Material supplied:
[START]

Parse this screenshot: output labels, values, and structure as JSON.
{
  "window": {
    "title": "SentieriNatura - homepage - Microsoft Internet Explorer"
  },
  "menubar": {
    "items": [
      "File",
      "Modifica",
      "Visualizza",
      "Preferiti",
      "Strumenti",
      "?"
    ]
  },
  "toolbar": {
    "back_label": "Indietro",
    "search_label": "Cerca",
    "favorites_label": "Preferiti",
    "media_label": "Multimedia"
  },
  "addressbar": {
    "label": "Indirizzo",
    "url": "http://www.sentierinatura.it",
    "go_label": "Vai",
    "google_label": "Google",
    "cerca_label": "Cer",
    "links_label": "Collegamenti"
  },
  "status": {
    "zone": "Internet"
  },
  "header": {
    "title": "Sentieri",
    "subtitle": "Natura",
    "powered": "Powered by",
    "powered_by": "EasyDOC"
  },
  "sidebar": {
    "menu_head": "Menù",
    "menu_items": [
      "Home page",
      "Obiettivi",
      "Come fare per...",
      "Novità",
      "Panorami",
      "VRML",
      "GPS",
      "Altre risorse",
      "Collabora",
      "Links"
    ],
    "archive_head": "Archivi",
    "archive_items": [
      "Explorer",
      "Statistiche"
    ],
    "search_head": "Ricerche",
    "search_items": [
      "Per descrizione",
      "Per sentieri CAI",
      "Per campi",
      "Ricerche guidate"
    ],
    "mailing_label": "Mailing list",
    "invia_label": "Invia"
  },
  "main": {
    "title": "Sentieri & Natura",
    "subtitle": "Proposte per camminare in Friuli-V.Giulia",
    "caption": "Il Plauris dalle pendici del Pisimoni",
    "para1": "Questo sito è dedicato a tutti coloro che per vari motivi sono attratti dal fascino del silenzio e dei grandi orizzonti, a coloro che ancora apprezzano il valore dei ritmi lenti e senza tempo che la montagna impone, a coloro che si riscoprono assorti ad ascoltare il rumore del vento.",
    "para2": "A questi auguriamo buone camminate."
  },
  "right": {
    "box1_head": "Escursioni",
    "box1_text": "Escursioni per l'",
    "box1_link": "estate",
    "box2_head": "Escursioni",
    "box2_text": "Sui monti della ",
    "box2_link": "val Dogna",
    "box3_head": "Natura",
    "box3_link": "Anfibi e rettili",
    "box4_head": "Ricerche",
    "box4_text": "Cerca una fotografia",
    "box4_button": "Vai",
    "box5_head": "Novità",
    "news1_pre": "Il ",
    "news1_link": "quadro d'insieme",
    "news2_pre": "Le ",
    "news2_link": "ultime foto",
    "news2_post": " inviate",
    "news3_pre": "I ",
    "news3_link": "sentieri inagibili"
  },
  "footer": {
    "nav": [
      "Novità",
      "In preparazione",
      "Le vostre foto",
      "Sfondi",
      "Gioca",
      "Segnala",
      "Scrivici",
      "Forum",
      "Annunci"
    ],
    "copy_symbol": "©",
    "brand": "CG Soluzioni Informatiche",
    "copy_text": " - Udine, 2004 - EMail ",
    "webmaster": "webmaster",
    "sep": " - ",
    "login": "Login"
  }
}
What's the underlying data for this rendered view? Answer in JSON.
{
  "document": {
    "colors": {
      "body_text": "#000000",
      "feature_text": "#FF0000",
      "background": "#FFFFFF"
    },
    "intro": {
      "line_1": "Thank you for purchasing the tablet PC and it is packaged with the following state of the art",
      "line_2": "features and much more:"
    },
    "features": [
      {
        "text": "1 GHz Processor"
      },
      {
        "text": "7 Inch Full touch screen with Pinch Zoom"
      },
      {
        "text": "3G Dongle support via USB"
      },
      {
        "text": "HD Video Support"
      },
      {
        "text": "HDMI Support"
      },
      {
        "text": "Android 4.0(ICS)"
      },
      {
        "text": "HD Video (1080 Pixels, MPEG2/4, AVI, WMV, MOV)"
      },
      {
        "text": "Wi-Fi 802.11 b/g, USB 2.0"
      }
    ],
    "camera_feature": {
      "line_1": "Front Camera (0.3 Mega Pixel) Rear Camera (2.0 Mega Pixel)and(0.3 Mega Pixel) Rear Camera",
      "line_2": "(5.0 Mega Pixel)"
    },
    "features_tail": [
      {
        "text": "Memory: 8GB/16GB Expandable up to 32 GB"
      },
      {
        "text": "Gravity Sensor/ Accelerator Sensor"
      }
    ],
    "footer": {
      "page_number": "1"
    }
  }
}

[END]

Objective: Transcribe all of the lines in the records precisely.

Complete answer:
Parse this screenshot: output labels, values, and structure as JSON.
{
  "window": {
    "title": "SentieriNatura - homepage - Microsoft Internet Explorer"
  },
  "menubar": {
    "items": [
      "File",
      "Modifica",
      "Visualizza",
      "Preferiti",
      "Strumenti",
      "?"
    ]
  },
  "toolbar": {
    "back_label": "Indietro",
    "search_label": "Cerca",
    "favorites_label": "Preferiti",
    "media_label": "Multimedia"
  },
  "addressbar": {
    "label": "Indirizzo",
    "url": "http://www.sentierinatura.it",
    "go_label": "Vai",
    "google_label": "Google",
    "cerca_label": "Cer",
    "links_label": "Collegamenti"
  },
  "status": {
    "zone": "Internet"
  },
  "header": {
    "title": "Sentieri",
    "subtitle": "Natura",
    "powered": "Powered by",
    "powered_by": "EasyDOC"
  },
  "sidebar": {
    "menu_head": "Menù",
    "menu_items": [
      "Home page",
      "Obiettivi",
      "Come fare per...",
      "Novità",
      "Panorami",
      "VRML",
      "GPS",
      "Altre risorse",
      "Collabora",
      "Links"
    ],
    "archive_head": "Archivi",
    "archive_items": [
      "Explorer",
      "Statistiche"
    ],
    "search_head": "Ricerche",
    "search_items": [
      "Per descrizione",
      "Per sentieri CAI",
      "Per campi",
      "Ricerche guidate"
    ],
    "mailing_label": "Mailing list",
    "invia_label": "Invia"
  },
  "main": {
    "title": "Sentieri & Natura",
    "subtitle": "Proposte per camminare in Friuli-V.Giulia",
    "caption": "Il Plauris dalle pendici del Pisimoni",
    "para1": "Questo sito è dedicato a tutti coloro che per vari motivi sono attratti dal fascino del silenzio e dei grandi orizzonti, a coloro che ancora apprezzano il valore dei ritmi lenti e senza tempo che la montagna impone, a coloro che si riscoprono assorti ad ascoltare il rumore del vento.",
    "para2": "A questi auguriamo buone camminate."
  },
  "right": {
    "box1_head": "Escursioni",
    "box1_text": "Escursioni per l'",
    "box1_link": "estate",
    "box2_head": "Escursioni",
    "box2_text": "Sui monti della ",
    "box2_link": "val Dogna",
    "box3_head": "Natura",
    "box3_link": "Anfibi e rettili",
    "box4_head": "Ricerche",
    "box4_text": "Cerca una fotografia",
    "box4_button": "Vai",
    "box5_head": "Novità",
    "news1_pre": "Il ",
    "news1_link": "quadro d'insieme",
    "news2_pre": "Le ",
    "news2_link": "ultime foto",
    "news2_post": " inviate",
    "news3_pre": "I ",
    "news3_link": "sentieri inagibili"
  },
  "footer": {
    "nav": [
      "Novità",
      "In preparazione",
      "Le vostre foto",
      "Sfondi",
      "Gioca",
      "Segnala",
      "Scrivici",
      "Forum",
      "Annunci"
    ],
    "copy_symbol": "©",
    "brand": "CG Soluzioni Informatiche",
    "copy_text": " - Udine, 2004 - EMail ",
    "webmaster": "webmaster",
    "sep": " - ",
    "login": "Login"
  }
}
What's the underlying data for this rendered view? Answer in JSON.
{
  "document": {
    "colors": {
      "body_text": "#000000",
      "feature_text": "#FF0000",
      "background": "#FFFFFF"
    },
    "intro": {
      "line_1": "Thank you for purchasing the tablet PC and it is packaged with the following state of the art",
      "line_2": "features and much more:"
    },
    "features": [
      {
        "text": "1 GHz Processor"
      },
      {
        "text": "7 Inch Full touch screen with Pinch Zoom"
      },
      {
        "text": "3G Dongle support via USB"
      },
      {
        "text": "HD Video Support"
      },
      {
        "text": "HDMI Support"
      },
      {
        "text": "Android 4.0(ICS)"
      },
      {
        "text": "HD Video (1080 Pixels, MPEG2/4, AVI, WMV, MOV)"
      },
      {
        "text": "Wi-Fi 802.11 b/g, USB 2.0"
      }
    ],
    "camera_feature": {
      "line_1": "Front Camera (0.3 Mega Pixel) Rear Camera (2.0 Mega Pixel)and(0.3 Mega Pixel) Rear Camera",
      "line_2": "(5.0 Mega Pixel)"
    },
    "features_tail": [
      {
        "text": "Memory: 8GB/16GB Expandable up to 32 GB"
      },
      {
        "text": "Gravity Sensor/ Accelerator Sensor"
      }
    ],
    "footer": {
      "page_number": "1"
    }
  }
}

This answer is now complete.